Dataset items
>>>>>

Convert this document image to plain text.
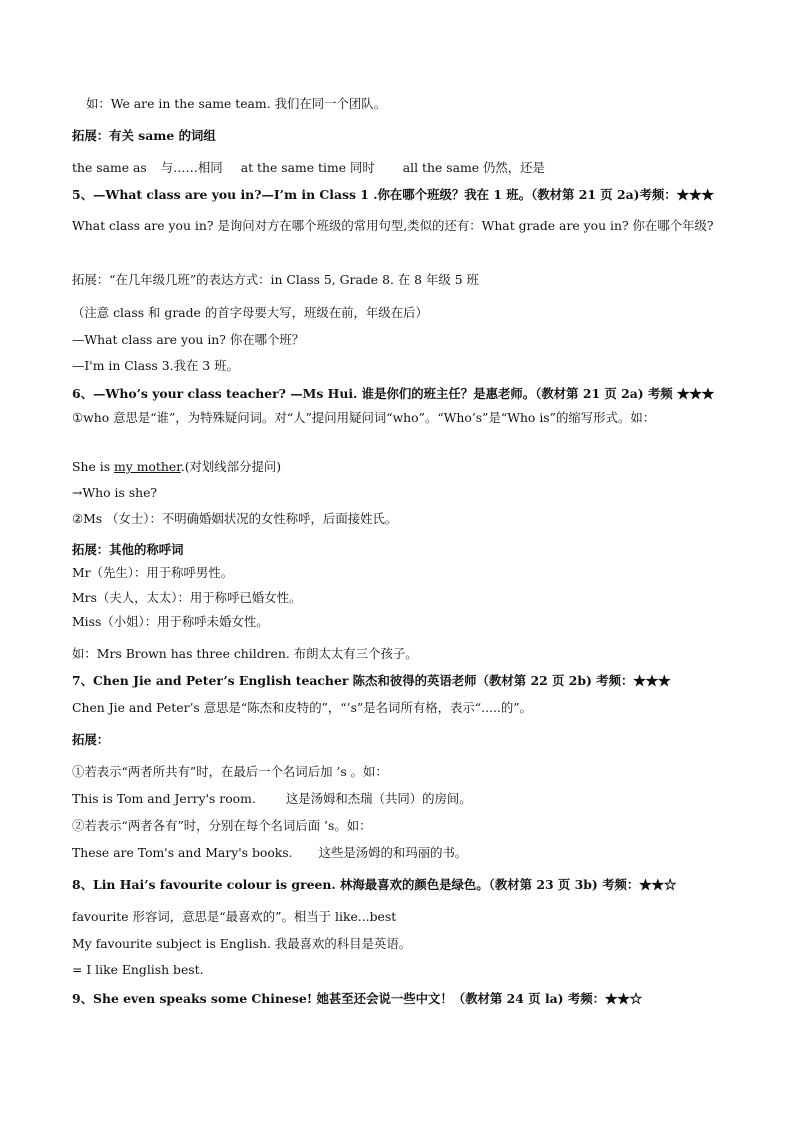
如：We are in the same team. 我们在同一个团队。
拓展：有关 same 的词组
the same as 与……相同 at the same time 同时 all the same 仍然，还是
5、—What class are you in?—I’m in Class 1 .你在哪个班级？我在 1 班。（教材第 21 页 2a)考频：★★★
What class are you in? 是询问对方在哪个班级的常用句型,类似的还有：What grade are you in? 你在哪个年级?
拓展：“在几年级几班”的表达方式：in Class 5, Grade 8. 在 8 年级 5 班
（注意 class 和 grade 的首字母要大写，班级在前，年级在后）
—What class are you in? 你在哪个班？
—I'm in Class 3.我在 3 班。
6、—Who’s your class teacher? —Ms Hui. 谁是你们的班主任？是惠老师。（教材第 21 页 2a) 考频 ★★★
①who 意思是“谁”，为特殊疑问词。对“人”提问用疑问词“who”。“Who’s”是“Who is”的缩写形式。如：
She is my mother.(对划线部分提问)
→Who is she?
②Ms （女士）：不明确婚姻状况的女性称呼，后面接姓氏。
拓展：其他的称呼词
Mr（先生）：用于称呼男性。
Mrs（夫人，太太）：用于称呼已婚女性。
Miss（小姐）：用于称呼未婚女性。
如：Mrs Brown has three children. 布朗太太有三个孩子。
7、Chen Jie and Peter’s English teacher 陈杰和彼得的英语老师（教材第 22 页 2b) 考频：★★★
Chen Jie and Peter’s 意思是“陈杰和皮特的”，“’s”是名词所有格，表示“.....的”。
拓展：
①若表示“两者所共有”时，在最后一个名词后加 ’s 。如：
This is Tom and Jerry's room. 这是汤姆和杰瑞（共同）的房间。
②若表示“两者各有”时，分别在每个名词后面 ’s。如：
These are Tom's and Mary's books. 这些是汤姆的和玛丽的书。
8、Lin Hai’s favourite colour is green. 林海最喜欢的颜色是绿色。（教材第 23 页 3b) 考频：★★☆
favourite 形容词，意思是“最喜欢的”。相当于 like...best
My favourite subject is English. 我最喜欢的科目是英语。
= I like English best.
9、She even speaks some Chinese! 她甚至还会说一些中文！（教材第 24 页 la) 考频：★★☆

<<<<<

Write the entries above out in full, exactly, with no images.

Convert this document image to plain text.
如：We are in the same team. 我们在同一个团队。
拓展：有关 same 的词组
the same as 与……相同 at the same time 同时 all the same 仍然，还是
5、—What class are you in?—I’m in Class 1 .你在哪个班级？我在 1 班。（教材第 21 页 2a)考频：★★★
What class are you in? 是询问对方在哪个班级的常用句型,类似的还有：What grade are you in? 你在哪个年级?
拓展：“在几年级几班”的表达方式：in Class 5, Grade 8. 在 8 年级 5 班
（注意 class 和 grade 的首字母要大写，班级在前，年级在后）
—What class are you in? 你在哪个班？
—I'm in Class 3.我在 3 班。
6、—Who’s your class teacher? —Ms Hui. 谁是你们的班主任？是惠老师。（教材第 21 页 2a) 考频 ★★★
①who 意思是“谁”，为特殊疑问词。对“人”提问用疑问词“who”。“Who’s”是“Who is”的缩写形式。如：
She is my mother.(对划线部分提问)
→Who is she?
②Ms （女士）：不明确婚姻状况的女性称呼，后面接姓氏。
拓展：其他的称呼词
Mr（先生）：用于称呼男性。
Mrs（夫人，太太）：用于称呼已婚女性。
Miss（小姐）：用于称呼未婚女性。
如：Mrs Brown has three children. 布朗太太有三个孩子。
7、Chen Jie and Peter’s English teacher 陈杰和彼得的英语老师（教材第 22 页 2b) 考频：★★★
Chen Jie and Peter’s 意思是“陈杰和皮特的”，“’s”是名词所有格，表示“.....的”。
拓展：
①若表示“两者所共有”时，在最后一个名词后加 ’s 。如：
This is Tom and Jerry's room. 这是汤姆和杰瑞（共同）的房间。
②若表示“两者各有”时，分别在每个名词后面 ’s。如：
These are Tom's and Mary's books. 这些是汤姆的和玛丽的书。
8、Lin Hai’s favourite colour is green. 林海最喜欢的颜色是绿色。（教材第 23 页 3b) 考频：★★☆
favourite 形容词，意思是“最喜欢的”。相当于 like...best
My favourite subject is English. 我最喜欢的科目是英语。
= I like English best.
9、She even speaks some Chinese! 她甚至还会说一些中文！（教材第 24 页 la) 考频：★★☆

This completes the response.